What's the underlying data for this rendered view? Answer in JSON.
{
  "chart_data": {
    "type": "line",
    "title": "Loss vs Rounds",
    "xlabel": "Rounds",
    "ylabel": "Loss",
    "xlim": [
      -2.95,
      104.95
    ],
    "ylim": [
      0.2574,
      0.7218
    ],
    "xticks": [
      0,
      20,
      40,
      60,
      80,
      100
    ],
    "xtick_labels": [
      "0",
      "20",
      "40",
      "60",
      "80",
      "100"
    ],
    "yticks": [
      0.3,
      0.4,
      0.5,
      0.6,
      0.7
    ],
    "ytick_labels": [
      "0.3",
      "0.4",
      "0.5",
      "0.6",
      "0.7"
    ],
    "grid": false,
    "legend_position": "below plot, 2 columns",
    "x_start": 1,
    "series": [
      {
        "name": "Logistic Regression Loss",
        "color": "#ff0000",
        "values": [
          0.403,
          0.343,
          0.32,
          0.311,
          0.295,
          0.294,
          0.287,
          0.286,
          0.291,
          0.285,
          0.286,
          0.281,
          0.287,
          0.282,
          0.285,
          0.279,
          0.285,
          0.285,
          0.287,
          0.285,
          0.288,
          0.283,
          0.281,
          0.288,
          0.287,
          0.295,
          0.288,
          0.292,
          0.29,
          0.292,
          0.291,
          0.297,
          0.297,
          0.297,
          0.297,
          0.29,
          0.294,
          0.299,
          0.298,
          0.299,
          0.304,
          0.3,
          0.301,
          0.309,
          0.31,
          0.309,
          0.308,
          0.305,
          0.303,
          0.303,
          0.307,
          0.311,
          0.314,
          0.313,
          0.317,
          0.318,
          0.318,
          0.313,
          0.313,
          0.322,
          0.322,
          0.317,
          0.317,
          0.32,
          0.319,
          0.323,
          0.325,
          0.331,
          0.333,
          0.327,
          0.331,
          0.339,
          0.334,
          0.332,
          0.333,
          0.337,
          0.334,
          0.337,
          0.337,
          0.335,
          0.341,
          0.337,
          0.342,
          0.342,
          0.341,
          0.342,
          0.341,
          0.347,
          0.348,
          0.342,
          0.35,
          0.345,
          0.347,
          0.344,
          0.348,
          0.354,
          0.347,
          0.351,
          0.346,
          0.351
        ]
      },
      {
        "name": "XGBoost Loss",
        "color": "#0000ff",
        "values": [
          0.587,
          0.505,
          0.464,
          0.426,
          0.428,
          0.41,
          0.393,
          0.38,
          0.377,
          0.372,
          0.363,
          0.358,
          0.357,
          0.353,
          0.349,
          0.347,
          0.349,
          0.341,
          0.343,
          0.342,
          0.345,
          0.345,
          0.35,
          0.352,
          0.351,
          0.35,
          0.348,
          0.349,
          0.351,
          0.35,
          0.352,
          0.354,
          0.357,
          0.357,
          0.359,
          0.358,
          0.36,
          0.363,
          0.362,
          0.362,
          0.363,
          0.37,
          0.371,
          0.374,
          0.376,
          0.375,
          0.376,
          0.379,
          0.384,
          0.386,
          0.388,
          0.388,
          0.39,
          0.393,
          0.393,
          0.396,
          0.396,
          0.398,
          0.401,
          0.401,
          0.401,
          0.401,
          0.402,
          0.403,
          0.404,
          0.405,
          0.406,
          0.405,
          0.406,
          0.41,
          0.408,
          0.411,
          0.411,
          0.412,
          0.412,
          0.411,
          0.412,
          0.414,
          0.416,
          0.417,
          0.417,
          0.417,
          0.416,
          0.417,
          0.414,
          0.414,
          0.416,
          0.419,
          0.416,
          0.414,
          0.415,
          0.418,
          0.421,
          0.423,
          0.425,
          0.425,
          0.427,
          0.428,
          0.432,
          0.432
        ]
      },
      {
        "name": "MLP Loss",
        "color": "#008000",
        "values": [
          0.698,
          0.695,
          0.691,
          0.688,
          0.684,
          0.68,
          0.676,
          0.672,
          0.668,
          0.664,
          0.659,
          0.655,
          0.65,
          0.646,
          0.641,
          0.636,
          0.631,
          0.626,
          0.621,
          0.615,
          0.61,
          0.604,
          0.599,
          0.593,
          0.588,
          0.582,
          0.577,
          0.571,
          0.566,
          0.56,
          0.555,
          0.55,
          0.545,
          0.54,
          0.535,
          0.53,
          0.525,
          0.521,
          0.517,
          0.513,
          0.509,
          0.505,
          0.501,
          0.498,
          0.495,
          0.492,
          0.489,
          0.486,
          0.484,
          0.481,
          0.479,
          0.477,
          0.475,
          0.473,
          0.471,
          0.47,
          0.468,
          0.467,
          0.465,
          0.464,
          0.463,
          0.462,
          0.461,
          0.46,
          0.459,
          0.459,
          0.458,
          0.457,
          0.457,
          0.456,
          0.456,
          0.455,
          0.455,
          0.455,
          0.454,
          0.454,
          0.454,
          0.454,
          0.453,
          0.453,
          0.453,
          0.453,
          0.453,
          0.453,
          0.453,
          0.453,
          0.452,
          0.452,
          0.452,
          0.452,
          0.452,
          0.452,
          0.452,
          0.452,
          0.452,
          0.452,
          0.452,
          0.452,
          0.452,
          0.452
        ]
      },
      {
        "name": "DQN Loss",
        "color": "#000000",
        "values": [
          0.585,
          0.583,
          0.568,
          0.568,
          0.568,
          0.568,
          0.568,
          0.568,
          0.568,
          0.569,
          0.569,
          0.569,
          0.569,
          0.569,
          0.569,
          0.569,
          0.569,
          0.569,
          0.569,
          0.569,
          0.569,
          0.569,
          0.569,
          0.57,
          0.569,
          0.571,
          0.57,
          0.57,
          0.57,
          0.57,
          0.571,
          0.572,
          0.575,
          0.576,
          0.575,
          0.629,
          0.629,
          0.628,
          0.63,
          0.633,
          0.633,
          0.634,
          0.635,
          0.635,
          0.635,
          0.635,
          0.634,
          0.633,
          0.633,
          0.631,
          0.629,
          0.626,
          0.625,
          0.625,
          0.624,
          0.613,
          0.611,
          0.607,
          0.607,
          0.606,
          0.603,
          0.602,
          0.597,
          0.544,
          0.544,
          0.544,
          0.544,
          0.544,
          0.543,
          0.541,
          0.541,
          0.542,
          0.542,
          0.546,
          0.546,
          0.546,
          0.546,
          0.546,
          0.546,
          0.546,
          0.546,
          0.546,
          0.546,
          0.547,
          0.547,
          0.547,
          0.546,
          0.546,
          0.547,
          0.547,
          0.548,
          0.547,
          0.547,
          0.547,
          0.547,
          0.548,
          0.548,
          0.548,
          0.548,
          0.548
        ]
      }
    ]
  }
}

*****

## WRITTEN REQUEST
Copy out each line exactly as written.

## EXERCISE ANSWER
What's the underlying data for this rendered view? Answer in JSON.
{
  "chart_data": {
    "type": "line",
    "title": "Loss vs Rounds",
    "xlabel": "Rounds",
    "ylabel": "Loss",
    "xlim": [
      -2.95,
      104.95
    ],
    "ylim": [
      0.2574,
      0.7218
    ],
    "xticks": [
      0,
      20,
      40,
      60,
      80,
      100
    ],
    "xtick_labels": [
      "0",
      "20",
      "40",
      "60",
      "80",
      "100"
    ],
    "yticks": [
      0.3,
      0.4,
      0.5,
      0.6,
      0.7
    ],
    "ytick_labels": [
      "0.3",
      "0.4",
      "0.5",
      "0.6",
      "0.7"
    ],
    "grid": false,
    "legend_position": "below plot, 2 columns",
    "x_start": 1,
    "series": [
      {
        "name": "Logistic Regression Loss",
        "color": "#ff0000",
        "values": [
          0.403,
          0.343,
          0.32,
          0.311,
          0.295,
          0.294,
          0.287,
          0.286,
          0.291,
          0.285,
          0.286,
          0.281,
          0.287,
          0.282,
          0.285,
          0.279,
          0.285,
          0.285,
          0.287,
          0.285,
          0.288,
          0.283,
          0.281,
          0.288,
          0.287,
          0.295,
          0.288,
          0.292,
          0.29,
          0.292,
          0.291,
          0.297,
          0.297,
          0.297,
          0.297,
          0.29,
          0.294,
          0.299,
          0.298,
          0.299,
          0.304,
          0.3,
          0.301,
          0.309,
          0.31,
          0.309,
          0.308,
          0.305,
          0.303,
          0.303,
          0.307,
          0.311,
          0.314,
          0.313,
          0.317,
          0.318,
          0.318,
          0.313,
          0.313,
          0.322,
          0.322,
          0.317,
          0.317,
          0.32,
          0.319,
          0.323,
          0.325,
          0.331,
          0.333,
          0.327,
          0.331,
          0.339,
          0.334,
          0.332,
          0.333,
          0.337,
          0.334,
          0.337,
          0.337,
          0.335,
          0.341,
          0.337,
          0.342,
          0.342,
          0.341,
          0.342,
          0.341,
          0.347,
          0.348,
          0.342,
          0.35,
          0.345,
          0.347,
          0.344,
          0.348,
          0.354,
          0.347,
          0.351,
          0.346,
          0.351
        ]
      },
      {
        "name": "XGBoost Loss",
        "color": "#0000ff",
        "values": [
          0.587,
          0.505,
          0.464,
          0.426,
          0.428,
          0.41,
          0.393,
          0.38,
          0.377,
          0.372,
          0.363,
          0.358,
          0.357,
          0.353,
          0.349,
          0.347,
          0.349,
          0.341,
          0.343,
          0.342,
          0.345,
          0.345,
          0.35,
          0.352,
          0.351,
          0.35,
          0.348,
          0.349,
          0.351,
          0.35,
          0.352,
          0.354,
          0.357,
          0.357,
          0.359,
          0.358,
          0.36,
          0.363,
          0.362,
          0.362,
          0.363,
          0.37,
          0.371,
          0.374,
          0.376,
          0.375,
          0.376,
          0.379,
          0.384,
          0.386,
          0.388,
          0.388,
          0.39,
          0.393,
          0.393,
          0.396,
          0.396,
          0.398,
          0.401,
          0.401,
          0.401,
          0.401,
          0.402,
          0.403,
          0.404,
          0.405,
          0.406,
          0.405,
          0.406,
          0.41,
          0.408,
          0.411,
          0.411,
          0.412,
          0.412,
          0.411,
          0.412,
          0.414,
          0.416,
          0.417,
          0.417,
          0.417,
          0.416,
          0.417,
          0.414,
          0.414,
          0.416,
          0.419,
          0.416,
          0.414,
          0.415,
          0.418,
          0.421,
          0.423,
          0.425,
          0.425,
          0.427,
          0.428,
          0.432,
          0.432
        ]
      },
      {
        "name": "MLP Loss",
        "color": "#008000",
        "values": [
          0.698,
          0.695,
          0.691,
          0.688,
          0.684,
          0.68,
          0.676,
          0.672,
          0.668,
          0.664,
          0.659,
          0.655,
          0.65,
          0.646,
          0.641,
          0.636,
          0.631,
          0.626,
          0.621,
          0.615,
          0.61,
          0.604,
          0.599,
          0.593,
          0.588,
          0.582,
          0.577,
          0.571,
          0.566,
          0.56,
          0.555,
          0.55,
          0.545,
          0.54,
          0.535,
          0.53,
          0.525,
          0.521,
          0.517,
          0.513,
          0.509,
          0.505,
          0.501,
          0.498,
          0.495,
          0.492,
          0.489,
          0.486,
          0.484,
          0.481,
          0.479,
          0.477,
          0.475,
          0.473,
          0.471,
          0.47,
          0.468,
          0.467,
          0.465,
          0.464,
          0.463,
          0.462,
          0.461,
          0.46,
          0.459,
          0.459,
          0.458,
          0.457,
          0.457,
          0.456,
          0.456,
          0.455,
          0.455,
          0.455,
          0.454,
          0.454,
          0.454,
          0.454,
          0.453,
          0.453,
          0.453,
          0.453,
          0.453,
          0.453,
          0.453,
          0.453,
          0.452,
          0.452,
          0.452,
          0.452,
          0.452,
          0.452,
          0.452,
          0.452,
          0.452,
          0.452,
          0.452,
          0.452,
          0.452,
          0.452
        ]
      },
      {
        "name": "DQN Loss",
        "color": "#000000",
        "values": [
          0.585,
          0.583,
          0.568,
          0.568,
          0.568,
          0.568,
          0.568,
          0.568,
          0.568,
          0.569,
          0.569,
          0.569,
          0.569,
          0.569,
          0.569,
          0.569,
          0.569,
          0.569,
          0.569,
          0.569,
          0.569,
          0.569,
          0.569,
          0.57,
          0.569,
          0.571,
          0.57,
          0.57,
          0.57,
          0.57,
          0.571,
          0.572,
          0.575,
          0.576,
          0.575,
          0.629,
          0.629,
          0.628,
          0.63,
          0.633,
          0.633,
          0.634,
          0.635,
          0.635,
          0.635,
          0.635,
          0.634,
          0.633,
          0.633,
          0.631,
          0.629,
          0.626,
          0.625,
          0.625,
          0.624,
          0.613,
          0.611,
          0.607,
          0.607,
          0.606,
          0.603,
          0.602,
          0.597,
          0.544,
          0.544,
          0.544,
          0.544,
          0.544,
          0.543,
          0.541,
          0.541,
          0.542,
          0.542,
          0.546,
          0.546,
          0.546,
          0.546,
          0.546,
          0.546,
          0.546,
          0.546,
          0.546,
          0.546,
          0.547,
          0.547,
          0.547,
          0.546,
          0.546,
          0.547,
          0.547,
          0.548,
          0.547,
          0.547,
          0.547,
          0.547,
          0.548,
          0.548,
          0.548,
          0.548,
          0.548
        ]
      }
    ]
  }
}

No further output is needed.